* Work instructions *
Nothing should be left out: output all of the entries exactly.

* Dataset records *

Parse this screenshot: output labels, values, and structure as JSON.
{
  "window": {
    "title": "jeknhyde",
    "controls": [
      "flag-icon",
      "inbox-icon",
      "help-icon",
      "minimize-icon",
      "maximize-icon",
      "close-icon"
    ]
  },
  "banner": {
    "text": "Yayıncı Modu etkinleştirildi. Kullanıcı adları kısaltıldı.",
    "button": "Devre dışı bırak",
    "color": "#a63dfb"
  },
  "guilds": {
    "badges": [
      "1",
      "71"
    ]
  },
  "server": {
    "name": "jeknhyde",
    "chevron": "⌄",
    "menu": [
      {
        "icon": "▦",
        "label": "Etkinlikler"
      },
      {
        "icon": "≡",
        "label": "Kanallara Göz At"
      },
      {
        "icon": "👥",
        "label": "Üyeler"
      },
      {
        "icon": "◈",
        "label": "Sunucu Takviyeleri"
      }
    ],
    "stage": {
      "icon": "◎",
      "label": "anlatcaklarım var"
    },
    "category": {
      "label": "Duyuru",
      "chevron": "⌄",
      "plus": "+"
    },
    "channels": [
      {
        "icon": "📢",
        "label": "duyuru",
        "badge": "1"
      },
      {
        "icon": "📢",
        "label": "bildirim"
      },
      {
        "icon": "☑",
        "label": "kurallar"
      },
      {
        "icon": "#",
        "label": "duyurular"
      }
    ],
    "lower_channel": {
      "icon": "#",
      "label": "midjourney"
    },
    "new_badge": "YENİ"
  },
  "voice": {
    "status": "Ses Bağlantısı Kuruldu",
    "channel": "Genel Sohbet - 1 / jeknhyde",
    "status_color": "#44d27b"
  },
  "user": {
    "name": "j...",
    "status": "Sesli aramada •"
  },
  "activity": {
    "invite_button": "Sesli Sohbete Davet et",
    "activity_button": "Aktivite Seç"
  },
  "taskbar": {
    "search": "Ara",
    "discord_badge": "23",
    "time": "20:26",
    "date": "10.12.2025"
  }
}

* Solution *
Parse this screenshot: output labels, values, and structure as JSON.
{
  "window": {
    "title": "jeknhyde",
    "controls": [
      "flag-icon",
      "inbox-icon",
      "help-icon",
      "minimize-icon",
      "maximize-icon",
      "close-icon"
    ]
  },
  "banner": {
    "text": "Yayıncı Modu etkinleştirildi. Kullanıcı adları kısaltıldı.",
    "button": "Devre dışı bırak",
    "color": "#a63dfb"
  },
  "guilds": {
    "badges": [
      "1",
      "71"
    ]
  },
  "server": {
    "name": "jeknhyde",
    "chevron": "⌄",
    "menu": [
      {
        "icon": "▦",
        "label": "Etkinlikler"
      },
      {
        "icon": "≡",
        "label": "Kanallara Göz At"
      },
      {
        "icon": "👥",
        "label": "Üyeler"
      },
      {
        "icon": "◈",
        "label": "Sunucu Takviyeleri"
      }
    ],
    "stage": {
      "icon": "◎",
      "label": "anlatcaklarım var"
    },
    "category": {
      "label": "Duyuru",
      "chevron": "⌄",
      "plus": "+"
    },
    "channels": [
      {
        "icon": "📢",
        "label": "duyuru",
        "badge": "1"
      },
      {
        "icon": "📢",
        "label": "bildirim"
      },
      {
        "icon": "☑",
        "label": "kurallar"
      },
      {
        "icon": "#",
        "label": "duyurular"
      }
    ],
    "lower_channel": {
      "icon": "#",
      "label": "midjourney"
    },
    "new_badge": "YENİ"
  },
  "voice": {
    "status": "Ses Bağlantısı Kuruldu",
    "channel": "Genel Sohbet - 1 / jeknhyde",
    "status_color": "#44d27b"
  },
  "user": {
    "name": "j...",
    "status": "Sesli aramada •"
  },
  "activity": {
    "invite_button": "Sesli Sohbete Davet et",
    "activity_button": "Aktivite Seç"
  },
  "taskbar": {
    "search": "Ara",
    "discord_badge": "23",
    "time": "20:26",
    "date": "10.12.2025"
  }
}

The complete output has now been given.